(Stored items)
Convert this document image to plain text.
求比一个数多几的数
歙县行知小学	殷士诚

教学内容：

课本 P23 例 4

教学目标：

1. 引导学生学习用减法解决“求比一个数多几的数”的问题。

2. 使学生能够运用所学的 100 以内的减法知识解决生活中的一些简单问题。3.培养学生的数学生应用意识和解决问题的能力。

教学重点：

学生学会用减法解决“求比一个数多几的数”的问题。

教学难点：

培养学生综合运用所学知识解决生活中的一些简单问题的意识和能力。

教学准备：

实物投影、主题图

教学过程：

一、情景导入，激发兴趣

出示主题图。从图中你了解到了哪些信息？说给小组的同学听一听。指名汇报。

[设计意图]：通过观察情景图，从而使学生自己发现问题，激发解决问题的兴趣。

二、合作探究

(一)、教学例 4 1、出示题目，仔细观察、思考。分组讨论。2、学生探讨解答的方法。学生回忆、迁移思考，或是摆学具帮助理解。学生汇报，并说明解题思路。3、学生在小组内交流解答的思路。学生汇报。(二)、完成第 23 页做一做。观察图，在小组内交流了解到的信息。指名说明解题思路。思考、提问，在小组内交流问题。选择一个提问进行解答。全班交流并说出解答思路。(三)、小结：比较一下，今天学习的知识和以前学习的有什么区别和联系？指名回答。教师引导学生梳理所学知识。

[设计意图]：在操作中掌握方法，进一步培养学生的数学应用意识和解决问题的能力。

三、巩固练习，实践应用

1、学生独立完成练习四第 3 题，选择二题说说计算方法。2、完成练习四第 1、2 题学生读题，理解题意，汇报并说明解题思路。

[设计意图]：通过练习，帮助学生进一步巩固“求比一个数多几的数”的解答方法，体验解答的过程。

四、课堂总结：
...
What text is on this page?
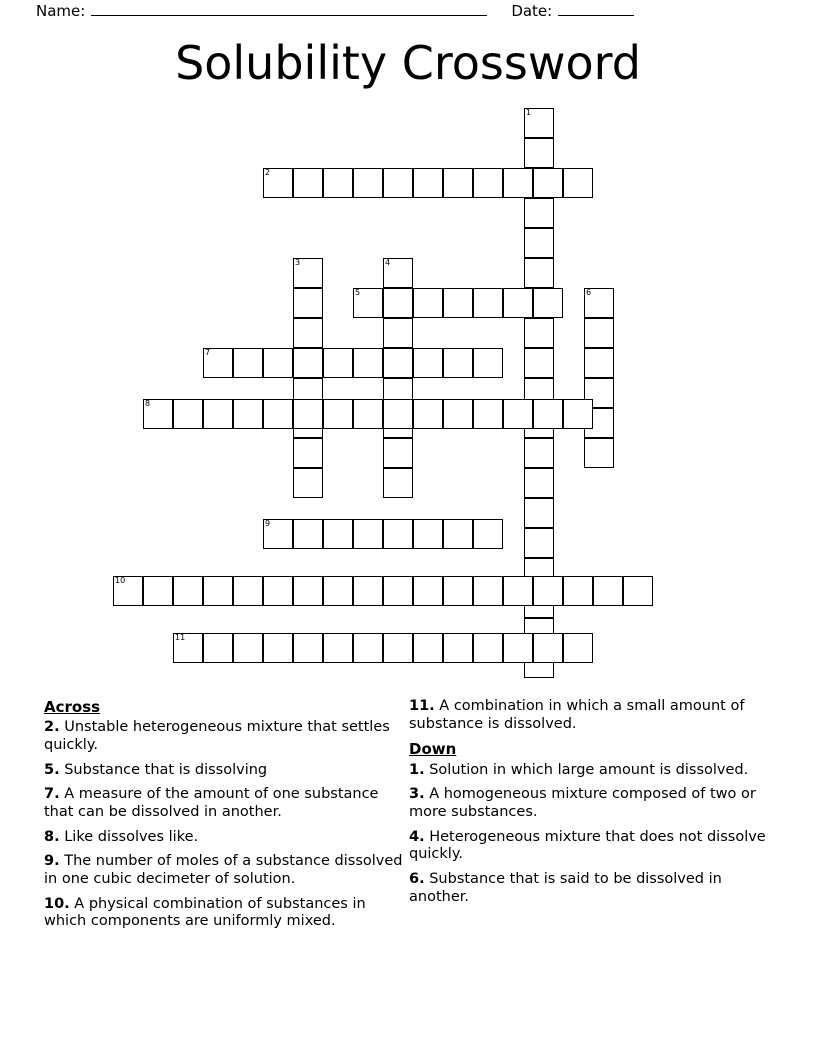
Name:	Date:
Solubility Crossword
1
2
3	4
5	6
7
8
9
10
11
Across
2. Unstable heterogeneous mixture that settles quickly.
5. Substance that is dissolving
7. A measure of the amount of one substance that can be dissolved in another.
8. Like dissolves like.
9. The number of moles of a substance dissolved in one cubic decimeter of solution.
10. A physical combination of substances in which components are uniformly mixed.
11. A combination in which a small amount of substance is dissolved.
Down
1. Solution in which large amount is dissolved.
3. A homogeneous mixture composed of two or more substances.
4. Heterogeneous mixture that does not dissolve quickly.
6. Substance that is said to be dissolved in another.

> [What this task involves]: Examine the records and pull out every line where the string "mixture" occurs.

> [The output]:
2. Unstable heterogeneous mixture that settles quickly.
3. A homogeneous mixture composed of two or more substances.
4. Heterogeneous mixture that does not dissolve quickly.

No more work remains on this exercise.